**REQUIRED WORK**
Copy out all of the material, matching it word for word.
=== DATA EXCERPTS ===
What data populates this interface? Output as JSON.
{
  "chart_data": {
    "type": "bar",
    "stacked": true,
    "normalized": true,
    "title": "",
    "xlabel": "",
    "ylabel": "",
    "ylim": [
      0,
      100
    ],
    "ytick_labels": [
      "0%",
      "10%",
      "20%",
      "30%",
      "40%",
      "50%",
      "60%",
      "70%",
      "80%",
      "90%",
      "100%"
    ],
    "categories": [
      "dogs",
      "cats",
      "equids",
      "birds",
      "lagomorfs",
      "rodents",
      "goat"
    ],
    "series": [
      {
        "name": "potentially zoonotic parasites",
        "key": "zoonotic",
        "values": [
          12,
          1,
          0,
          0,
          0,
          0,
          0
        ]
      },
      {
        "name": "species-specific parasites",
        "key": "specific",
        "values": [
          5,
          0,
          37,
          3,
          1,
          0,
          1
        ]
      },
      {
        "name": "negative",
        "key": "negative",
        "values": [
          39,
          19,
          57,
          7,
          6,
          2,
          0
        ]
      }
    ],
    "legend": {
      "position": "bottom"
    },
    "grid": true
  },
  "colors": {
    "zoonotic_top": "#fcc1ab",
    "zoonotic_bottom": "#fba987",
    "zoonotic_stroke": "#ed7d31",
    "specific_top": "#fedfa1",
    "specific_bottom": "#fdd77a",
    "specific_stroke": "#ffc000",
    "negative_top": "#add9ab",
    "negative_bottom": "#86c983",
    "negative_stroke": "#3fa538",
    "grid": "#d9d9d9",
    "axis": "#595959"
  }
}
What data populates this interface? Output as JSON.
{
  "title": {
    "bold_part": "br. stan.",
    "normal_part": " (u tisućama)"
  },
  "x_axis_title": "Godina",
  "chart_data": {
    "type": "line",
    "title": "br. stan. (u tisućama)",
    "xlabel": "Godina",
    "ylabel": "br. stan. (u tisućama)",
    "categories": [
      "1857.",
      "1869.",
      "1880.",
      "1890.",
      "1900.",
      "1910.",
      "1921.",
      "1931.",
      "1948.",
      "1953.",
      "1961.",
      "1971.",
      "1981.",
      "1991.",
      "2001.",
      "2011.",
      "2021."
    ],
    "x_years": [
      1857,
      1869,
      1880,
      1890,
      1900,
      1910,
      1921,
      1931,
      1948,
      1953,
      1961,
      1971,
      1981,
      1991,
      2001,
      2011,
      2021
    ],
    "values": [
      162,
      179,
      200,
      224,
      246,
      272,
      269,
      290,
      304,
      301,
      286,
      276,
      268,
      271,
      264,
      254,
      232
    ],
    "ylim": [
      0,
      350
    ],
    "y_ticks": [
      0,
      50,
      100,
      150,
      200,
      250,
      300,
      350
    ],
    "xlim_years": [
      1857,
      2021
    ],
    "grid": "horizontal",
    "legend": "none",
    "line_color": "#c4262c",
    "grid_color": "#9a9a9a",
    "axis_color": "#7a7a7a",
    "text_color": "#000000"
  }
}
===
**FINISHED TASK**
What data populates this interface? Output as JSON.
{
  "chart_data": {
    "type": "bar",
    "stacked": true,
    "normalized": true,
    "title": "",
    "xlabel": "",
    "ylabel": "",
    "ylim": [
      0,
      100
    ],
    "ytick_labels": [
      "0%",
      "10%",
      "20%",
      "30%",
      "40%",
      "50%",
      "60%",
      "70%",
      "80%",
      "90%",
      "100%"
    ],
    "categories": [
      "dogs",
      "cats",
      "equids",
      "birds",
      "lagomorfs",
      "rodents",
      "goat"
    ],
    "series": [
      {
        "name": "potentially zoonotic parasites",
        "key": "zoonotic",
        "values": [
          12,
          1,
          0,
          0,
          0,
          0,
          0
        ]
      },
      {
        "name": "species-specific parasites",
        "key": "specific",
        "values": [
          5,
          0,
          37,
          3,
          1,
          0,
          1
        ]
      },
      {
        "name": "negative",
        "key": "negative",
        "values": [
          39,
          19,
          57,
          7,
          6,
          2,
          0
        ]
      }
    ],
    "legend": {
      "position": "bottom"
    },
    "grid": true
  },
  "colors": {
    "zoonotic_top": "#fcc1ab",
    "zoonotic_bottom": "#fba987",
    "zoonotic_stroke": "#ed7d31",
    "specific_top": "#fedfa1",
    "specific_bottom": "#fdd77a",
    "specific_stroke": "#ffc000",
    "negative_top": "#add9ab",
    "negative_bottom": "#86c983",
    "negative_stroke": "#3fa538",
    "grid": "#d9d9d9",
    "axis": "#595959"
  }
}
What data populates this interface? Output as JSON.
{
  "title": {
    "bold_part": "br. stan.",
    "normal_part": " (u tisućama)"
  },
  "x_axis_title": "Godina",
  "chart_data": {
    "type": "line",
    "title": "br. stan. (u tisućama)",
    "xlabel": "Godina",
    "ylabel": "br. stan. (u tisućama)",
    "categories": [
      "1857.",
      "1869.",
      "1880.",
      "1890.",
      "1900.",
      "1910.",
      "1921.",
      "1931.",
      "1948.",
      "1953.",
      "1961.",
      "1971.",
      "1981.",
      "1991.",
      "2001.",
      "2011.",
      "2021."
    ],
    "x_years": [
      1857,
      1869,
      1880,
      1890,
      1900,
      1910,
      1921,
      1931,
      1948,
      1953,
      1961,
      1971,
      1981,
      1991,
      2001,
      2011,
      2021
    ],
    "values": [
      162,
      179,
      200,
      224,
      246,
      272,
      269,
      290,
      304,
      301,
      286,
      276,
      268,
      271,
      264,
      254,
      232
    ],
    "ylim": [
      0,
      350
    ],
    "y_ticks": [
      0,
      50,
      100,
      150,
      200,
      250,
      300,
      350
    ],
    "xlim_years": [
      1857,
      2021
    ],
    "grid": "horizontal",
    "legend": "none",
    "line_color": "#c4262c",
    "grid_color": "#9a9a9a",
    "axis_color": "#7a7a7a",
    "text_color": "#000000"
  }
}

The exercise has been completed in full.